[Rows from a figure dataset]
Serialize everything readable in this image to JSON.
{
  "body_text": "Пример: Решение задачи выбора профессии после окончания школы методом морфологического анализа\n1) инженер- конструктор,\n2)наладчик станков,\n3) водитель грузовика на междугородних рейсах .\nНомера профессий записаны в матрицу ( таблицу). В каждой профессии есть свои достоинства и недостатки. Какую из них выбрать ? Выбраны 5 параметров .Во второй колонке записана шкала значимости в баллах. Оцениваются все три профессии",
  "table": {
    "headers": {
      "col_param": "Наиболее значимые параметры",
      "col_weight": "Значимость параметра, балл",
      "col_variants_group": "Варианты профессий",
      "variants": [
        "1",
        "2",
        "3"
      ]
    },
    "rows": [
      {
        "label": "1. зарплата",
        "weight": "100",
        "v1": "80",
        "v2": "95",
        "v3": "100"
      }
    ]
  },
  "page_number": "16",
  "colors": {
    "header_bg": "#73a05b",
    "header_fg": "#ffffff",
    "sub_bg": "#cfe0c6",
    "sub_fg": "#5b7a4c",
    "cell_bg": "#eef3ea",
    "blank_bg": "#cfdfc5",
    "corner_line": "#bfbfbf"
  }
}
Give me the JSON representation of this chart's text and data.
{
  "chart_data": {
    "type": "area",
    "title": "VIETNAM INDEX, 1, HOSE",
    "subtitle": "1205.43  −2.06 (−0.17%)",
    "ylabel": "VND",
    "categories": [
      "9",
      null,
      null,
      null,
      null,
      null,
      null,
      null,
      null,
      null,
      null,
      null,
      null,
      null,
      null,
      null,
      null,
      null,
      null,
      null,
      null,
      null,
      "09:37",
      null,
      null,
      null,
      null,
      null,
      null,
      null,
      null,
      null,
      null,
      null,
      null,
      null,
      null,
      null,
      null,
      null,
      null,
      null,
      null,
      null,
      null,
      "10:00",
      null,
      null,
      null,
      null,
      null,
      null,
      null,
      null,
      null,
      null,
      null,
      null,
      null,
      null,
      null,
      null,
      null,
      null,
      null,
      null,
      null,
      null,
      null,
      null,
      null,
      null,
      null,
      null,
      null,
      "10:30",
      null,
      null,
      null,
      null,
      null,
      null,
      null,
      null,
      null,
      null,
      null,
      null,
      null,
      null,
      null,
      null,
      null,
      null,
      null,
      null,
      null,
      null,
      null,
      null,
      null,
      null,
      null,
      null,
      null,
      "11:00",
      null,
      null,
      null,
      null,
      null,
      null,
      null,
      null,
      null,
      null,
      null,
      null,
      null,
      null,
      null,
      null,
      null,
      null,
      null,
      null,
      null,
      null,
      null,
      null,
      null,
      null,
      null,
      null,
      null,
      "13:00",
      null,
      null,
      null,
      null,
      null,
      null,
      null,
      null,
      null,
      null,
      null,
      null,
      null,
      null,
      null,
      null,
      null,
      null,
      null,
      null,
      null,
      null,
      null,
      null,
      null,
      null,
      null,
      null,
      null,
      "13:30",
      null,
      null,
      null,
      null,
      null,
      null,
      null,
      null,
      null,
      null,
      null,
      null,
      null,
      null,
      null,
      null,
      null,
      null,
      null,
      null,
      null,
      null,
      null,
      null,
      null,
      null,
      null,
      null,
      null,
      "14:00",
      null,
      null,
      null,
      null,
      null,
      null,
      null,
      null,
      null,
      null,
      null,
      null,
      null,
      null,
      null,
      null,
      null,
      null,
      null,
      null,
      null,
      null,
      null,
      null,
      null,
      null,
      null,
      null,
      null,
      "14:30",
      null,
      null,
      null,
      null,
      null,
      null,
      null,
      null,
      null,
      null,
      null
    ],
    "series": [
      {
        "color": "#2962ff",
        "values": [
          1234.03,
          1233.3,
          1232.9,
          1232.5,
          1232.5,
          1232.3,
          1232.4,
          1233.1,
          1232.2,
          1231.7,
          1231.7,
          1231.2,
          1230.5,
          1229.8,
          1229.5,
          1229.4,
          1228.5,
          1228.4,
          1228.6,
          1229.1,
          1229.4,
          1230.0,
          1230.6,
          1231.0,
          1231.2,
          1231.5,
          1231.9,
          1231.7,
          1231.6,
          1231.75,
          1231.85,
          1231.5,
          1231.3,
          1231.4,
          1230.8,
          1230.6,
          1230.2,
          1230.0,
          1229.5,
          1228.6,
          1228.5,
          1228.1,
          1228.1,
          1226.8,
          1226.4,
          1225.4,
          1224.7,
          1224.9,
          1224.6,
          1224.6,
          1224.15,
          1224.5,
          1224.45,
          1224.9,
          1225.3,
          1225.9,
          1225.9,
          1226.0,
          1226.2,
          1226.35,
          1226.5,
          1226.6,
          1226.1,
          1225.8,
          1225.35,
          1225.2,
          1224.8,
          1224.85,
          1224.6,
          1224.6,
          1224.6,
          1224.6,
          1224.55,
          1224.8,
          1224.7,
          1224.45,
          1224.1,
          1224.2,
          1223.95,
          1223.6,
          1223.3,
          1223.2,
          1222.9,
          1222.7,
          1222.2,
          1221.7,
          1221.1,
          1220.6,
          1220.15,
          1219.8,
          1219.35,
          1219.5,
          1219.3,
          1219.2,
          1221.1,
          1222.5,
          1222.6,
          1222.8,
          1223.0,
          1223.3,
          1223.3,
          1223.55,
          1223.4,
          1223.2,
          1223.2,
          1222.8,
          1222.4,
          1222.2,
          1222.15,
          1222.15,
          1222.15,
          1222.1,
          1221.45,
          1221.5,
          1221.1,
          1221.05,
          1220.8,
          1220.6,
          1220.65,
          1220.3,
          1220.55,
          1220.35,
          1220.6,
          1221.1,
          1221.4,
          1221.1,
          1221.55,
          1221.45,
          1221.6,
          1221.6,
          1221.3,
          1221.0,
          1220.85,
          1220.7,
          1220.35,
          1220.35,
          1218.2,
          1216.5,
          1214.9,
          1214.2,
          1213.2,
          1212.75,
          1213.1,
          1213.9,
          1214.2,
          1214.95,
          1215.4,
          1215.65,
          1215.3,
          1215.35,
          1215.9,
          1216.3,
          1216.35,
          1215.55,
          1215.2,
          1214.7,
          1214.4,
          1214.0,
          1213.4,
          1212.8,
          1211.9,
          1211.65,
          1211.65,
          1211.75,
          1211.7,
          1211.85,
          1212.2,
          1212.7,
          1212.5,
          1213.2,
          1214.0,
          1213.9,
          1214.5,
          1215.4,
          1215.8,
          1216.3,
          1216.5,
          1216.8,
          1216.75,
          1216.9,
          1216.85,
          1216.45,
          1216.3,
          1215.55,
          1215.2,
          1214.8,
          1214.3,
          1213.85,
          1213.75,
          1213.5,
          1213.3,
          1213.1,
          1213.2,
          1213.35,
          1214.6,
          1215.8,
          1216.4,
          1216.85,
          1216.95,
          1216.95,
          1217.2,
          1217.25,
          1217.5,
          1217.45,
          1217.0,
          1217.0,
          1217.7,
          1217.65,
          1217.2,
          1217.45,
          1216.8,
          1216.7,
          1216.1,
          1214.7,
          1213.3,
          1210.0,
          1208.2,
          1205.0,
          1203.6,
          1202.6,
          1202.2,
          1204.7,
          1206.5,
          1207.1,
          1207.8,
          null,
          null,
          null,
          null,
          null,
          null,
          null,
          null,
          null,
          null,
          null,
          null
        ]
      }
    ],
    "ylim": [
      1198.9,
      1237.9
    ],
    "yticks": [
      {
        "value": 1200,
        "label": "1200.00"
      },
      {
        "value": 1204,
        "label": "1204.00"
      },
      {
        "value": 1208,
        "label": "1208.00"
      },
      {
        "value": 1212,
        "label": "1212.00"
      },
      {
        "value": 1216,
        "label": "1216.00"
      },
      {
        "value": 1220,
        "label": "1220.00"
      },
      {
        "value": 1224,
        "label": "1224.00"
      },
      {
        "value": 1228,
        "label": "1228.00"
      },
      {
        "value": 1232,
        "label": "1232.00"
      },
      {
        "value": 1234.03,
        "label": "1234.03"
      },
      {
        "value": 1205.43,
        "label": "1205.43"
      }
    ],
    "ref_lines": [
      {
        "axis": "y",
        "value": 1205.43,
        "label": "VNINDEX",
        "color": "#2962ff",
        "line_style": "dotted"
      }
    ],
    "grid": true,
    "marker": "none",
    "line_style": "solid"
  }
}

**THE REQUEST:** In the records above, find each line that holds the word "JSON"; copy all such lines.

**WRITTEN ANSWER:**
Serialize everything readable in this image to JSON.
Give me the JSON representation of this chart's text and data.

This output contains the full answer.